╭─ Information shown
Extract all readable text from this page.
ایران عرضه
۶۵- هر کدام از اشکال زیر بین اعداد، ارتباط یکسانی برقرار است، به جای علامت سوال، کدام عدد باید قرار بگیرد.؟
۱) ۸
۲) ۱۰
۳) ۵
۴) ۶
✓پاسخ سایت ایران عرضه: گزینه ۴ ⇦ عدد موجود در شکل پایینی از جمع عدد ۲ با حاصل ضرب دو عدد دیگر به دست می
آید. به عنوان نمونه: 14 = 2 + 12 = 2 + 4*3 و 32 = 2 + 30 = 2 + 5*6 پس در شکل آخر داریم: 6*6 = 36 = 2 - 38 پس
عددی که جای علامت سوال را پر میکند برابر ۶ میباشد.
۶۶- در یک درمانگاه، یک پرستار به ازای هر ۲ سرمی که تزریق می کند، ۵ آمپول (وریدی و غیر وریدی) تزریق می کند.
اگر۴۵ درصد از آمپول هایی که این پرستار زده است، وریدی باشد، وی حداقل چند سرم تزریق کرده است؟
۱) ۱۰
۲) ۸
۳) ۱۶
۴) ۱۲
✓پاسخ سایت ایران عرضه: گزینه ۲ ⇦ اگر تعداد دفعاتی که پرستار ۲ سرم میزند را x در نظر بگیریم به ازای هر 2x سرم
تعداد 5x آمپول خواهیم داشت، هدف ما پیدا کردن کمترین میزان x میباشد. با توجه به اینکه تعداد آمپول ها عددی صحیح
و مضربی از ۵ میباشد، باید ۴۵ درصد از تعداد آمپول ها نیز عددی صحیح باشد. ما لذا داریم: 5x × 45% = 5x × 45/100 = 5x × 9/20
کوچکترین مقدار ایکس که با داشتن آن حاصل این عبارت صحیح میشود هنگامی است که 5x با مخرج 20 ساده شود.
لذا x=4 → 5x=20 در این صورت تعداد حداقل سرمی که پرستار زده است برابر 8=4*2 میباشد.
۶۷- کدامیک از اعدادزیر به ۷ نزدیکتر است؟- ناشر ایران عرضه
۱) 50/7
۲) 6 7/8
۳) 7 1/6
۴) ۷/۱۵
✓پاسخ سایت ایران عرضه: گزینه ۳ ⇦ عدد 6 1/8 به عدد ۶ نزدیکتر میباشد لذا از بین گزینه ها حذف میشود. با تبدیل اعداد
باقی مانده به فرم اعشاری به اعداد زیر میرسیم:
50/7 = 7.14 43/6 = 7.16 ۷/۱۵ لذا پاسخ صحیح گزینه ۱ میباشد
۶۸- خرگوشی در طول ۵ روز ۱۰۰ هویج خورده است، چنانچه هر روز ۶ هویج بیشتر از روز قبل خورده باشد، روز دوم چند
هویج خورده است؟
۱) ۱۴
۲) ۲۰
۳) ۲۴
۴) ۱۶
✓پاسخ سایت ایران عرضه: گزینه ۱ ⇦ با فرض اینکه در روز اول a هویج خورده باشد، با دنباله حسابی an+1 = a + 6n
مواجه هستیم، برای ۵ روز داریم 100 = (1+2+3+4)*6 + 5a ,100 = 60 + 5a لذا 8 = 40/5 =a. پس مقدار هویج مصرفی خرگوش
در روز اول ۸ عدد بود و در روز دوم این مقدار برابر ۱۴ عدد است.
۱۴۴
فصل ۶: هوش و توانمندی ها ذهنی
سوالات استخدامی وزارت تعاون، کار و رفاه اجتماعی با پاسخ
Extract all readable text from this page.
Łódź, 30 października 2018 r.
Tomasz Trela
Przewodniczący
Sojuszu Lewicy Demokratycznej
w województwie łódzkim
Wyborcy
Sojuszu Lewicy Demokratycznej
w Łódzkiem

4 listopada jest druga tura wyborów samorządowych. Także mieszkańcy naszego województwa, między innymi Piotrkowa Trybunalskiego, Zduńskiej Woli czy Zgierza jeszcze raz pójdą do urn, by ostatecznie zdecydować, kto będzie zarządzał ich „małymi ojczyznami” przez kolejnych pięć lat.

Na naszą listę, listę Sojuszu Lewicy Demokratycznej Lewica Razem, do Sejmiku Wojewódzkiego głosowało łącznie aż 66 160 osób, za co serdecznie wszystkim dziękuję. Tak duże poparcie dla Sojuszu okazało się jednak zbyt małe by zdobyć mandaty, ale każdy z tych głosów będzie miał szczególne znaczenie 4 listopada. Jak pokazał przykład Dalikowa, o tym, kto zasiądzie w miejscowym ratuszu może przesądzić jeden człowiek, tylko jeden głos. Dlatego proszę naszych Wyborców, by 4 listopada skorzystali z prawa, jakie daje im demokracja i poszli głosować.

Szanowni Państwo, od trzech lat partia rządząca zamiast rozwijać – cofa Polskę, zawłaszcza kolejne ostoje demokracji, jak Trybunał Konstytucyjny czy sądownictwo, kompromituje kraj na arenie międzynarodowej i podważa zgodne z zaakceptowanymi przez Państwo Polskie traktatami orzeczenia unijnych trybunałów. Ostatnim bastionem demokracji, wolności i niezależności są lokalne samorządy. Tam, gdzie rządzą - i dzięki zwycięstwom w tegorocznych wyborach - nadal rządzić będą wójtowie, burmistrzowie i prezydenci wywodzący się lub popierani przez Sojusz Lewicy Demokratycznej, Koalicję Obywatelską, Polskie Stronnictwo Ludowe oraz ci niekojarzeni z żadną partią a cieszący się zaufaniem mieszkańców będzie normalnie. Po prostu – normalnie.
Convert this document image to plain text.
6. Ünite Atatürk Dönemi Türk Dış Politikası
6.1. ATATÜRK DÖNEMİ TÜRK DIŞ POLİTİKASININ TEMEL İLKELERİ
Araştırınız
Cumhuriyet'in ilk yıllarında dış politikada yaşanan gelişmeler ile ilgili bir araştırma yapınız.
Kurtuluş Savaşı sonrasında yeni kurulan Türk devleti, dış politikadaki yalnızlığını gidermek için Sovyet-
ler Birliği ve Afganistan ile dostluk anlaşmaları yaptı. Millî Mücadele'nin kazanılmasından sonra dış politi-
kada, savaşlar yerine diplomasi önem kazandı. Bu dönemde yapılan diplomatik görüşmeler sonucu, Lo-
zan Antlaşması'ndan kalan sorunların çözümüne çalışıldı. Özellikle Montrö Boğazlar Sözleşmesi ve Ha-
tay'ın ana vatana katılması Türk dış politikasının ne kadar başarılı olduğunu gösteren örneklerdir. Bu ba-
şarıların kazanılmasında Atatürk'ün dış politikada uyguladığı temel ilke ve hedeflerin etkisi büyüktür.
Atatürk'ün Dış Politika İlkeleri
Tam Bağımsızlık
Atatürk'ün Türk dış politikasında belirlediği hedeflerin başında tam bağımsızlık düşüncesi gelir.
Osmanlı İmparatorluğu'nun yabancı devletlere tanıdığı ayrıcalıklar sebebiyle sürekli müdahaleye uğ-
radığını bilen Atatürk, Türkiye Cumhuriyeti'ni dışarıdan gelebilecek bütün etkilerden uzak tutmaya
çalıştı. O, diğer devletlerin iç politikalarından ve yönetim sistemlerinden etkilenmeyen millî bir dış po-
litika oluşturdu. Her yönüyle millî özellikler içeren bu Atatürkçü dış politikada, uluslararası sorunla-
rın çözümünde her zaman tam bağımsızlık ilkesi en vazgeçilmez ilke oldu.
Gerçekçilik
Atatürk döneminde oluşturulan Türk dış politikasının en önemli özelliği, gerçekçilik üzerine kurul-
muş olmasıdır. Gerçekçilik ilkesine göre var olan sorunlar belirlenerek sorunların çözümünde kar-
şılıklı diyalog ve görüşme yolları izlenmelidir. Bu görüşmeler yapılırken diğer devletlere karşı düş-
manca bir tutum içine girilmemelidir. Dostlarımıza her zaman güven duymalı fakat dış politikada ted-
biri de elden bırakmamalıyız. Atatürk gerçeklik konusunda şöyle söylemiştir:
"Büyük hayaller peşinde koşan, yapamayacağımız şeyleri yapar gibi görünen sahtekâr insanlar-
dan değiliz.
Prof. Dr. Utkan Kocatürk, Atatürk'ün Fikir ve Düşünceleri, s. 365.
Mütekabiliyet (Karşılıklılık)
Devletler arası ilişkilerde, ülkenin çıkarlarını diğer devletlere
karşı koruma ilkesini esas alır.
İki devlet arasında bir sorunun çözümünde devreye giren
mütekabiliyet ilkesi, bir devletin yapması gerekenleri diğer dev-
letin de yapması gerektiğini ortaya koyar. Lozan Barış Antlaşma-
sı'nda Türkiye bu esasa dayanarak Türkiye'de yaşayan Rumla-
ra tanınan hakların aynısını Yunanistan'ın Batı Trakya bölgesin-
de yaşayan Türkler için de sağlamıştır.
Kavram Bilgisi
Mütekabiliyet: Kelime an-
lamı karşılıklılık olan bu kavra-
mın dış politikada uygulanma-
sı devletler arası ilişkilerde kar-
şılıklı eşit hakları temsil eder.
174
╰─
__The problem__:
Every line in the data that holds "میباشد" should be copied out.

__The output__:
عددی که جای علامت سوال را پر میکند برابر ۶ میباشد.
تعداد 5x آمپول خواهیم داشت، هدف ما پیدا کردن کمترین میزان x میباشد. با توجه به اینکه تعداد آمپول ها عددی صحیح
و مضربی از ۵ میباشد، باید ۴۵ درصد از تعداد آمپول ها نیز عددی صحیح باشد. ما لذا داریم: 5x × 45% = 5x × 45/100 = 5x × 9/20
لذا x=4 → 5x=20 در این صورت تعداد حداقل سرمی که پرستار زده است برابر 8=4*2 میباشد.
✓پاسخ سایت ایران عرضه: گزینه ۳ ⇦ عدد 6 1/8 به عدد ۶ نزدیکتر میباشد لذا از بین گزینه ها حذف میشود. با تبدیل اعداد
50/7 = 7.14 43/6 = 7.16 ۷/۱۵ لذا پاسخ صحیح گزینه ۱ میباشد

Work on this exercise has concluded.